Written exercise:
Search the material for the word "为坐标原点" and report each line where it turns up.
___ Extracted entries ___
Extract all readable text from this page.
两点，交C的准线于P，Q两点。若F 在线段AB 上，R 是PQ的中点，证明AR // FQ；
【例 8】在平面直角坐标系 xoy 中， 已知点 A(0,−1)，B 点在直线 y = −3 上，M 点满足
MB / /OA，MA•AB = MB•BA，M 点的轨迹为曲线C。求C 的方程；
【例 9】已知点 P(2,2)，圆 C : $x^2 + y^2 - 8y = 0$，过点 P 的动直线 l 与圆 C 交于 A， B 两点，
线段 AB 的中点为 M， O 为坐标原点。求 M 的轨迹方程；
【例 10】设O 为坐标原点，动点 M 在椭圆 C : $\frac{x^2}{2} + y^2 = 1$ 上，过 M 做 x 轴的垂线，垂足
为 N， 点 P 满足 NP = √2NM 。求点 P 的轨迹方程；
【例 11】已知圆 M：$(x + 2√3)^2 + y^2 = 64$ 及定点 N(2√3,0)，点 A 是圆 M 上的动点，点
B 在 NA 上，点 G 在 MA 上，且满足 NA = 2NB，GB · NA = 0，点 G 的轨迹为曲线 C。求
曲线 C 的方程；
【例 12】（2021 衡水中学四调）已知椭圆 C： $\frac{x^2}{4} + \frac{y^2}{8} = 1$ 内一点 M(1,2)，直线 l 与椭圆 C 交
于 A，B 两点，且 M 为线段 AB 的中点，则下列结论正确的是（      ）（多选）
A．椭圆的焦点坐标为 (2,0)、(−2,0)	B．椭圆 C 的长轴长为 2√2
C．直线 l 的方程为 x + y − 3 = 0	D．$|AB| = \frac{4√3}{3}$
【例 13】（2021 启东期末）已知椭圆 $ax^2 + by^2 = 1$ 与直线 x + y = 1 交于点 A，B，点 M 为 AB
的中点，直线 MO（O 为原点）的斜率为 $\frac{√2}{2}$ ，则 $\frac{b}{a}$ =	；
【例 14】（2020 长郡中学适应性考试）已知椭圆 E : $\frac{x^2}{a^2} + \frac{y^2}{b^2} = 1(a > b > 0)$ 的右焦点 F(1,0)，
___
Response to the task:
线段 AB 的中点为 M， O 为坐标原点。求 M 的轨迹方程；
【例 10】设O 为坐标原点，动点 M 在椭圆 C : $\frac{x^2}{2} + y^2 = 1$ 上，过 M 做 x 轴的垂线，垂足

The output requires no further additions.